◆ Problem:
Please transcribe the listing below in full and word for word, without its pictures.

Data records
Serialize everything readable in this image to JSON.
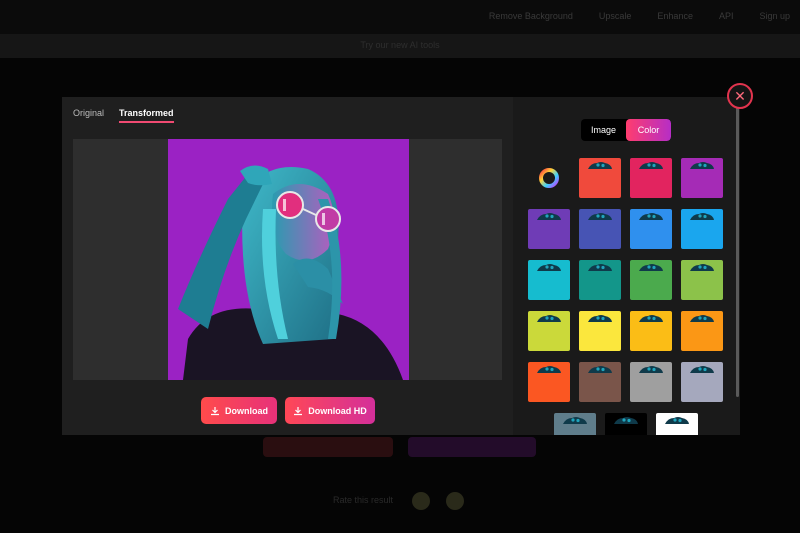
{
  "background_page": {
    "nav_items": [
      "Remove Background",
      "Upscale",
      "Enhance",
      "API",
      "Sign up"
    ],
    "strip_text": "Try our new AI tools ",
    "rate_text": "Rate this result"
  },
  "modal": {
    "tabs": [
      {
        "label": "Original",
        "active": false
      },
      {
        "label": "Transformed",
        "active": true
      }
    ],
    "image": {
      "subject": "woman with round sunglasses, neon teal lighting",
      "background_color": "#9b22c4"
    },
    "buttons": {
      "download_label": "Download",
      "download_hd_label": "Download HD"
    },
    "mode_toggle": {
      "image_label": "Image",
      "color_label": "Color",
      "selected": "Color"
    },
    "swatches": [
      "color-picker",
      "#f04a3c",
      "#e2245f",
      "#a52bb6",
      "#6f3cb6",
      "#4754b4",
      "#2f90ee",
      "#1aa6ee",
      "#16bccf",
      "#13968a",
      "#4baa4d",
      "#8cc24a",
      "#cbd93a",
      "#fbe73d",
      "#fbbd16",
      "#fb9715",
      "#fb5722",
      "#7a554a",
      "#9f9f9f",
      "#a5a8bd",
      "#5f7d8b",
      "#000000",
      "#ffffff"
    ],
    "accent_color": "#f04a72"
  }
}
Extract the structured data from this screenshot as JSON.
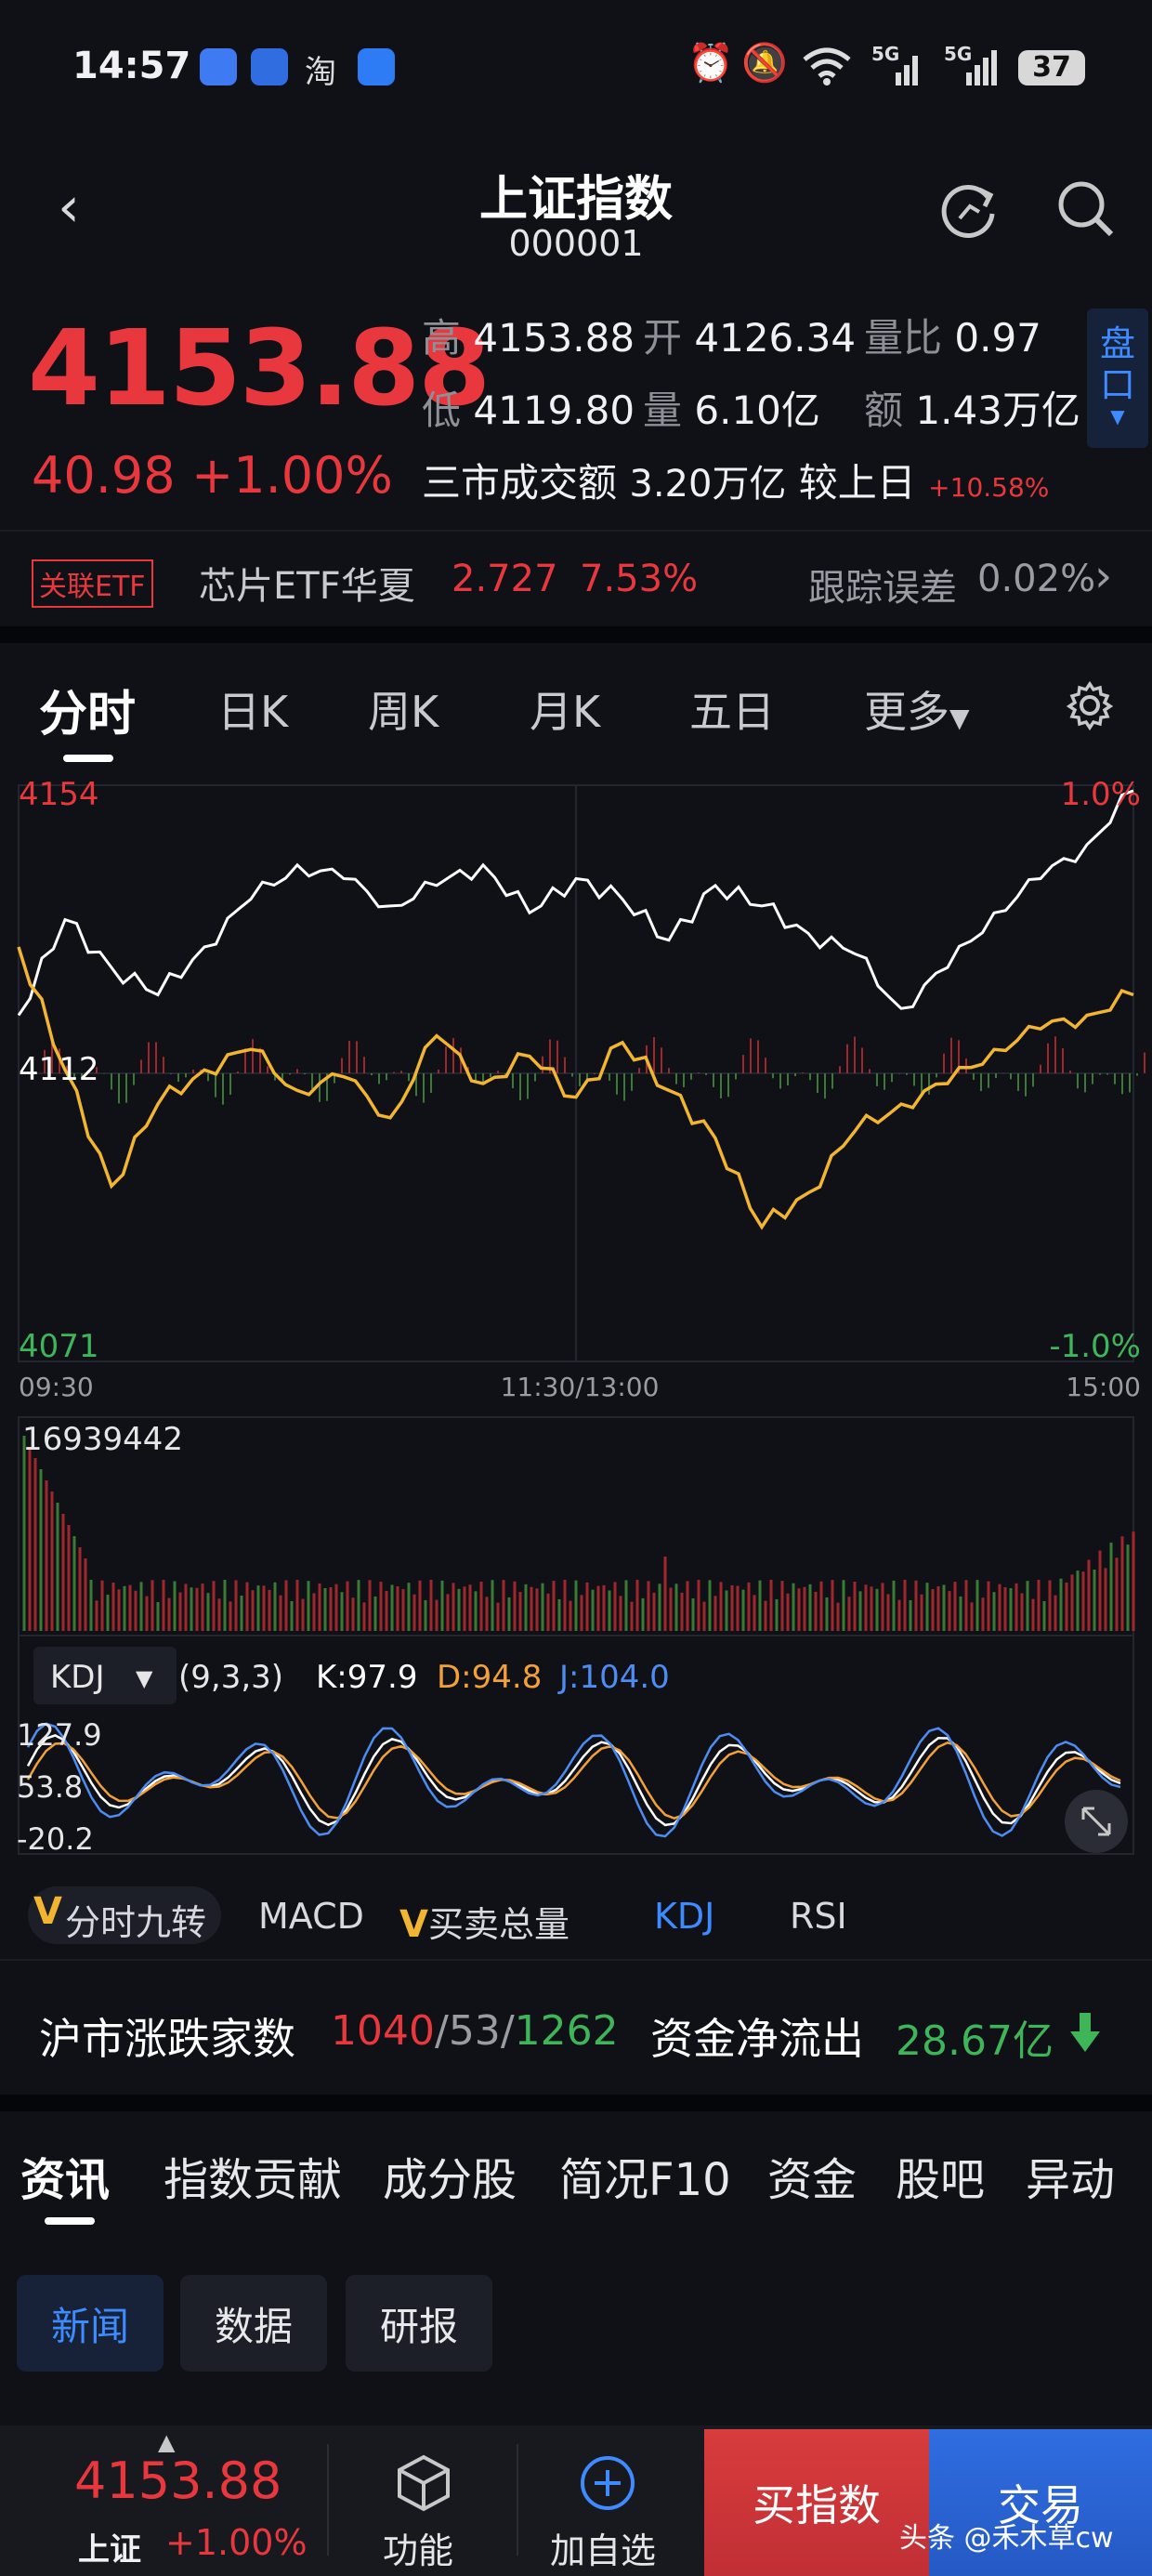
{
  "status_bar": {
    "time": "14:57",
    "battery": "37",
    "signal1": "5G",
    "signal2": "5G",
    "app_taobao": "淘"
  },
  "header": {
    "title": "上证指数",
    "code": "000001"
  },
  "quote": {
    "price": "4153.88",
    "change": "40.98",
    "change_pct": "+1.00%",
    "high_label": "高",
    "high": "4153.88",
    "open_label": "开",
    "open": "4126.34",
    "ratio_label": "量比",
    "ratio": "0.97",
    "low_label": "低",
    "low": "4119.80",
    "volume_label": "量",
    "volume": "6.10亿",
    "amount_label": "额",
    "amount": "1.43万亿",
    "market_label": "三市成交额",
    "market_value": "3.20万亿",
    "vs_label": "较上日",
    "vs_value": "+10.58%",
    "panel_button": "盘口"
  },
  "etf": {
    "tag": "关联ETF",
    "name": "芯片ETF华夏",
    "price": "2.727",
    "pct": "7.53%",
    "track_label": "跟踪误差",
    "track_value": "0.02%"
  },
  "period_tabs": [
    "分时",
    "日K",
    "周K",
    "月K",
    "五日",
    "更多"
  ],
  "chart_data": {
    "type": "line",
    "title": "",
    "y_ticks": {
      "top": "4154",
      "mid": "4112",
      "bottom": "4071"
    },
    "pct_ticks": {
      "top": "1.0%",
      "bottom": "-1.0%"
    },
    "x_ticks": [
      "09:30",
      "11:30/13:00",
      "15:00"
    ],
    "ylim": [
      4071,
      4154
    ],
    "x": [
      0,
      10,
      20,
      30,
      40,
      50,
      60,
      70,
      80,
      90,
      100,
      110,
      120,
      130,
      140,
      150,
      160,
      170,
      180,
      190,
      200,
      210,
      220,
      230,
      240
    ],
    "series": [
      {
        "values": [
          4121,
          4135,
          4128,
          4124,
          4131,
          4138,
          4143,
          4141,
          4137,
          4140,
          4143,
          4136,
          4141,
          4138,
          4132,
          4140,
          4137,
          4133,
          4130,
          4122,
          4128,
          4136,
          4141,
          4146,
          4153.88
        ]
      },
      {
        "values": [
          4131,
          4113,
          4096,
          4108,
          4113,
          4116,
          4110,
          4112,
          4106,
          4118,
          4111,
          4115,
          4109,
          4117,
          4110,
          4103,
          4090,
          4095,
          4104,
          4108,
          4111,
          4116,
          4119,
          4121,
          4124
        ]
      }
    ],
    "volume_label": "16939442",
    "kdj": {
      "selector": "KDJ",
      "params": "(9,3,3)",
      "k": "K:97.9",
      "d": "D:94.8",
      "j": "J:104.0",
      "ticks": [
        "127.9",
        "53.8",
        "-20.2"
      ]
    }
  },
  "indicator_tabs": {
    "t1": "分时九转",
    "t2": "MACD",
    "t3": "买卖总量",
    "t4": "KDJ",
    "t5": "RSI",
    "v_mark": "V"
  },
  "breadth": {
    "label": "沪市涨跌家数",
    "up": "1040",
    "flat": "53",
    "down": "1262",
    "sep": "/",
    "flow_label": "资金净流出",
    "flow_value": "28.67亿"
  },
  "section_tabs": [
    "资讯",
    "指数贡献",
    "成分股",
    "简况F10",
    "资金",
    "股吧",
    "异动"
  ],
  "news_chips": [
    "新闻",
    "数据",
    "研报"
  ],
  "bottom": {
    "price": "4153.88",
    "name": "上证",
    "pct": "+1.00%",
    "func": "功能",
    "add": "加自选",
    "buy": "买指数",
    "trade": "交易",
    "watermark": "头条 @禾木草cw"
  },
  "colors": {
    "up": "#e8383d",
    "down": "#3fb55a",
    "accent": "#3d8bff",
    "avg_line": "#f2b531",
    "bg": "#0f1117"
  }
}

◆ Result of this exercise:
Serialize everything readable in this image to JSON.
{
  "background_page": {
    "nav_items": [
      "Remove Background",
      "Upscale",
      "Enhance",
      "API",
      "Sign up"
    ],
    "strip_text": "Try our new AI tools ",
    "rate_text": "Rate this result"
  },
  "modal": {
    "tabs": [
      {
        "label": "Original",
        "active": false
      },
      {
        "label": "Transformed",
        "active": true
      }
    ],
    "image": {
      "subject": "woman with round sunglasses, neon teal lighting",
      "background_color": "#9b22c4"
    },
    "buttons": {
      "download_label": "Download",
      "download_hd_label": "Download HD"
    },
    "mode_toggle": {
      "image_label": "Image",
      "color_label": "Color",
      "selected": "Color"
    },
    "swatches": [
      "color-picker",
      "#f04a3c",
      "#e2245f",
      "#a52bb6",
      "#6f3cb6",
      "#4754b4",
      "#2f90ee",
      "#1aa6ee",
      "#16bccf",
      "#13968a",
      "#4baa4d",
      "#8cc24a",
      "#cbd93a",
      "#fbe73d",
      "#fbbd16",
      "#fb9715",
      "#fb5722",
      "#7a554a",
      "#9f9f9f",
      "#a5a8bd",
      "#5f7d8b",
      "#000000",
      "#ffffff"
    ],
    "accent_color": "#f04a72"
  }
}
Extract the structured data from this screenshot as JSON.
{
  "status_bar": {
    "time": "14:57",
    "battery": "37",
    "signal1": "5G",
    "signal2": "5G",
    "app_taobao": "淘"
  },
  "header": {
    "title": "上证指数",
    "code": "000001"
  },
  "quote": {
    "price": "4153.88",
    "change": "40.98",
    "change_pct": "+1.00%",
    "high_label": "高",
    "high": "4153.88",
    "open_label": "开",
    "open": "4126.34",
    "ratio_label": "量比",
    "ratio": "0.97",
    "low_label": "低",
    "low": "4119.80",
    "volume_label": "量",
    "volume": "6.10亿",
    "amount_label": "额",
    "amount": "1.43万亿",
    "market_label": "三市成交额",
    "market_value": "3.20万亿",
    "vs_label": "较上日",
    "vs_value": "+10.58%",
    "panel_button": "盘口"
  },
  "etf": {
    "tag": "关联ETF",
    "name": "芯片ETF华夏",
    "price": "2.727",
    "pct": "7.53%",
    "track_label": "跟踪误差",
    "track_value": "0.02%"
  },
  "period_tabs": [
    "分时",
    "日K",
    "周K",
    "月K",
    "五日",
    "更多"
  ],
  "chart_data": {
    "type": "line",
    "title": "",
    "y_ticks": {
      "top": "4154",
      "mid": "4112",
      "bottom": "4071"
    },
    "pct_ticks": {
      "top": "1.0%",
      "bottom": "-1.0%"
    },
    "x_ticks": [
      "09:30",
      "11:30/13:00",
      "15:00"
    ],
    "ylim": [
      4071,
      4154
    ],
    "x": [
      0,
      10,
      20,
      30,
      40,
      50,
      60,
      70,
      80,
      90,
      100,
      110,
      120,
      130,
      140,
      150,
      160,
      170,
      180,
      190,
      200,
      210,
      220,
      230,
      240
    ],
    "series": [
      {
        "values": [
          4121,
          4135,
          4128,
          4124,
          4131,
          4138,
          4143,
          4141,
          4137,
          4140,
          4143,
          4136,
          4141,
          4138,
          4132,
          4140,
          4137,
          4133,
          4130,
          4122,
          4128,
          4136,
          4141,
          4146,
          4153.88
        ]
      },
      {
        "values": [
          4131,
          4113,
          4096,
          4108,
          4113,
          4116,
          4110,
          4112,
          4106,
          4118,
          4111,
          4115,
          4109,
          4117,
          4110,
          4103,
          4090,
          4095,
          4104,
          4108,
          4111,
          4116,
          4119,
          4121,
          4124
        ]
      }
    ],
    "volume_label": "16939442",
    "kdj": {
      "selector": "KDJ",
      "params": "(9,3,3)",
      "k": "K:97.9",
      "d": "D:94.8",
      "j": "J:104.0",
      "ticks": [
        "127.9",
        "53.8",
        "-20.2"
      ]
    }
  },
  "indicator_tabs": {
    "t1": "分时九转",
    "t2": "MACD",
    "t3": "买卖总量",
    "t4": "KDJ",
    "t5": "RSI",
    "v_mark": "V"
  },
  "breadth": {
    "label": "沪市涨跌家数",
    "up": "1040",
    "flat": "53",
    "down": "1262",
    "sep": "/",
    "flow_label": "资金净流出",
    "flow_value": "28.67亿"
  },
  "section_tabs": [
    "资讯",
    "指数贡献",
    "成分股",
    "简况F10",
    "资金",
    "股吧",
    "异动"
  ],
  "news_chips": [
    "新闻",
    "数据",
    "研报"
  ],
  "bottom": {
    "price": "4153.88",
    "name": "上证",
    "pct": "+1.00%",
    "func": "功能",
    "add": "加自选",
    "buy": "买指数",
    "trade": "交易",
    "watermark": "头条 @禾木草cw"
  },
  "colors": {
    "up": "#e8383d",
    "down": "#3fb55a",
    "accent": "#3d8bff",
    "avg_line": "#f2b531",
    "bg": "#0f1117"
  }
}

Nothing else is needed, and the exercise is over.